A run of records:
— Start —
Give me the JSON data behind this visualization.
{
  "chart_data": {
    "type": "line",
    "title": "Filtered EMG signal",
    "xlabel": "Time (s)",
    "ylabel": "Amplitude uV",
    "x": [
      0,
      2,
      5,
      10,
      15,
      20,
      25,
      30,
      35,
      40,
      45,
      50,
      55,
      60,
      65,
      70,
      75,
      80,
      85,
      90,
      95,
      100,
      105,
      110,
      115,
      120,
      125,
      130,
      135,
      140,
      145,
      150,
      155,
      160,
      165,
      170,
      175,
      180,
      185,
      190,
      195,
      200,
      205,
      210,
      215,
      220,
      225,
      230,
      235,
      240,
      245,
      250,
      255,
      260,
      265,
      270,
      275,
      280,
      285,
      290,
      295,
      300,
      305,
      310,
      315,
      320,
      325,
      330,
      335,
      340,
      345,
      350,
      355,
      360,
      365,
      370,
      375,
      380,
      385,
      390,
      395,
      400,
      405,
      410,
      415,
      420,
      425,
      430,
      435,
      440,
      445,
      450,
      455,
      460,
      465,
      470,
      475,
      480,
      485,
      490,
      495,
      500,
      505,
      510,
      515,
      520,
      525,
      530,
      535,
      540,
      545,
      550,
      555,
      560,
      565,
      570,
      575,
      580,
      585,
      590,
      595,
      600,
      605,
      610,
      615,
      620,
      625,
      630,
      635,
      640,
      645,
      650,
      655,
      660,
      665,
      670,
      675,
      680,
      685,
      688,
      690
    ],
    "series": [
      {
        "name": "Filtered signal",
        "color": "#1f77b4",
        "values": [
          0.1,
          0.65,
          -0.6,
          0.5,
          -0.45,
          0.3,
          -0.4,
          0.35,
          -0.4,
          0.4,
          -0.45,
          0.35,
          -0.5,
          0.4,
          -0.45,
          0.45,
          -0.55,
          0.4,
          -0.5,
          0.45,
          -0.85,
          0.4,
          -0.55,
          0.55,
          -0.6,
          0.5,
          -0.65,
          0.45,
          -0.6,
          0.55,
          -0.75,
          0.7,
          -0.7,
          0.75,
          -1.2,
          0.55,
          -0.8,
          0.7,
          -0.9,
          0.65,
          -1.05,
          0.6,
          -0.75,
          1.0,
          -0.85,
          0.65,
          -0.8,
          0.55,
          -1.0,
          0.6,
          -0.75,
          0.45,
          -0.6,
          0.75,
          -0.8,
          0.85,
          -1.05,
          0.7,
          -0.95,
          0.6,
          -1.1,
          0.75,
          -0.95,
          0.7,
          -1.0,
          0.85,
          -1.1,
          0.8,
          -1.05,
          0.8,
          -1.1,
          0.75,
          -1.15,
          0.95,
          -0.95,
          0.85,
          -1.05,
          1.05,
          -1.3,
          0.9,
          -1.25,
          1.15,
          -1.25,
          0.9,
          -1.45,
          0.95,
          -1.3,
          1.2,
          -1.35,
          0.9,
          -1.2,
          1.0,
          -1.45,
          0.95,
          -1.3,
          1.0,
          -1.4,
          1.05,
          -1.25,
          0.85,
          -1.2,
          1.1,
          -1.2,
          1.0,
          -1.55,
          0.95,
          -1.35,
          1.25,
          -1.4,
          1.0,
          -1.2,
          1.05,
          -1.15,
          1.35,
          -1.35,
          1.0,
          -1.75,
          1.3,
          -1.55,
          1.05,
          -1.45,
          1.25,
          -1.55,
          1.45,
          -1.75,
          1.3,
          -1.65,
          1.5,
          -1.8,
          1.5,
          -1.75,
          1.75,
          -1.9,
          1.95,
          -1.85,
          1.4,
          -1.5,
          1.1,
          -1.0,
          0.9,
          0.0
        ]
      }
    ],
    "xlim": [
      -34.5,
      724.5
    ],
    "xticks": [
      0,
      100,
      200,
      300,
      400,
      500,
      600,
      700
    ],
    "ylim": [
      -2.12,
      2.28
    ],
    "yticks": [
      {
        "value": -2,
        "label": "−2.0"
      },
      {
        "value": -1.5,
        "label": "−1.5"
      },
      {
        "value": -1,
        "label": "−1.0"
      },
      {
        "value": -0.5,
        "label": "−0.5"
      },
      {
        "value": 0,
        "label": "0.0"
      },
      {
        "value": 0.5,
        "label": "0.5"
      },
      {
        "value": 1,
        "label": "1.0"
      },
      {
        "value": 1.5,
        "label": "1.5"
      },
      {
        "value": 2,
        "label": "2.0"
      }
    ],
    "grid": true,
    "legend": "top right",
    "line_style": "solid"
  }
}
— End —
**WHAT THE EXERCISE ASKS:**
Print every entry exactly as written.

**ANSWER TO THIS PROBLEM:**
Give me the JSON data behind this visualization.
{
  "chart_data": {
    "type": "line",
    "title": "Filtered EMG signal",
    "xlabel": "Time (s)",
    "ylabel": "Amplitude uV",
    "x": [
      0,
      2,
      5,
      10,
      15,
      20,
      25,
      30,
      35,
      40,
      45,
      50,
      55,
      60,
      65,
      70,
      75,
      80,
      85,
      90,
      95,
      100,
      105,
      110,
      115,
      120,
      125,
      130,
      135,
      140,
      145,
      150,
      155,
      160,
      165,
      170,
      175,
      180,
      185,
      190,
      195,
      200,
      205,
      210,
      215,
      220,
      225,
      230,
      235,
      240,
      245,
      250,
      255,
      260,
      265,
      270,
      275,
      280,
      285,
      290,
      295,
      300,
      305,
      310,
      315,
      320,
      325,
      330,
      335,
      340,
      345,
      350,
      355,
      360,
      365,
      370,
      375,
      380,
      385,
      390,
      395,
      400,
      405,
      410,
      415,
      420,
      425,
      430,
      435,
      440,
      445,
      450,
      455,
      460,
      465,
      470,
      475,
      480,
      485,
      490,
      495,
      500,
      505,
      510,
      515,
      520,
      525,
      530,
      535,
      540,
      545,
      550,
      555,
      560,
      565,
      570,
      575,
      580,
      585,
      590,
      595,
      600,
      605,
      610,
      615,
      620,
      625,
      630,
      635,
      640,
      645,
      650,
      655,
      660,
      665,
      670,
      675,
      680,
      685,
      688,
      690
    ],
    "series": [
      {
        "name": "Filtered signal",
        "color": "#1f77b4",
        "values": [
          0.1,
          0.65,
          -0.6,
          0.5,
          -0.45,
          0.3,
          -0.4,
          0.35,
          -0.4,
          0.4,
          -0.45,
          0.35,
          -0.5,
          0.4,
          -0.45,
          0.45,
          -0.55,
          0.4,
          -0.5,
          0.45,
          -0.85,
          0.4,
          -0.55,
          0.55,
          -0.6,
          0.5,
          -0.65,
          0.45,
          -0.6,
          0.55,
          -0.75,
          0.7,
          -0.7,
          0.75,
          -1.2,
          0.55,
          -0.8,
          0.7,
          -0.9,
          0.65,
          -1.05,
          0.6,
          -0.75,
          1.0,
          -0.85,
          0.65,
          -0.8,
          0.55,
          -1.0,
          0.6,
          -0.75,
          0.45,
          -0.6,
          0.75,
          -0.8,
          0.85,
          -1.05,
          0.7,
          -0.95,
          0.6,
          -1.1,
          0.75,
          -0.95,
          0.7,
          -1.0,
          0.85,
          -1.1,
          0.8,
          -1.05,
          0.8,
          -1.1,
          0.75,
          -1.15,
          0.95,
          -0.95,
          0.85,
          -1.05,
          1.05,
          -1.3,
          0.9,
          -1.25,
          1.15,
          -1.25,
          0.9,
          -1.45,
          0.95,
          -1.3,
          1.2,
          -1.35,
          0.9,
          -1.2,
          1.0,
          -1.45,
          0.95,
          -1.3,
          1.0,
          -1.4,
          1.05,
          -1.25,
          0.85,
          -1.2,
          1.1,
          -1.2,
          1.0,
          -1.55,
          0.95,
          -1.35,
          1.25,
          -1.4,
          1.0,
          -1.2,
          1.05,
          -1.15,
          1.35,
          -1.35,
          1.0,
          -1.75,
          1.3,
          -1.55,
          1.05,
          -1.45,
          1.25,
          -1.55,
          1.45,
          -1.75,
          1.3,
          -1.65,
          1.5,
          -1.8,
          1.5,
          -1.75,
          1.75,
          -1.9,
          1.95,
          -1.85,
          1.4,
          -1.5,
          1.1,
          -1.0,
          0.9,
          0.0
        ]
      }
    ],
    "xlim": [
      -34.5,
      724.5
    ],
    "xticks": [
      0,
      100,
      200,
      300,
      400,
      500,
      600,
      700
    ],
    "ylim": [
      -2.12,
      2.28
    ],
    "yticks": [
      {
        "value": -2,
        "label": "−2.0"
      },
      {
        "value": -1.5,
        "label": "−1.5"
      },
      {
        "value": -1,
        "label": "−1.0"
      },
      {
        "value": -0.5,
        "label": "−0.5"
      },
      {
        "value": 0,
        "label": "0.0"
      },
      {
        "value": 0.5,
        "label": "0.5"
      },
      {
        "value": 1,
        "label": "1.0"
      },
      {
        "value": 1.5,
        "label": "1.5"
      },
      {
        "value": 2,
        "label": "2.0"
      }
    ],
    "grid": true,
    "legend": "top right",
    "line_style": "solid"
  }
}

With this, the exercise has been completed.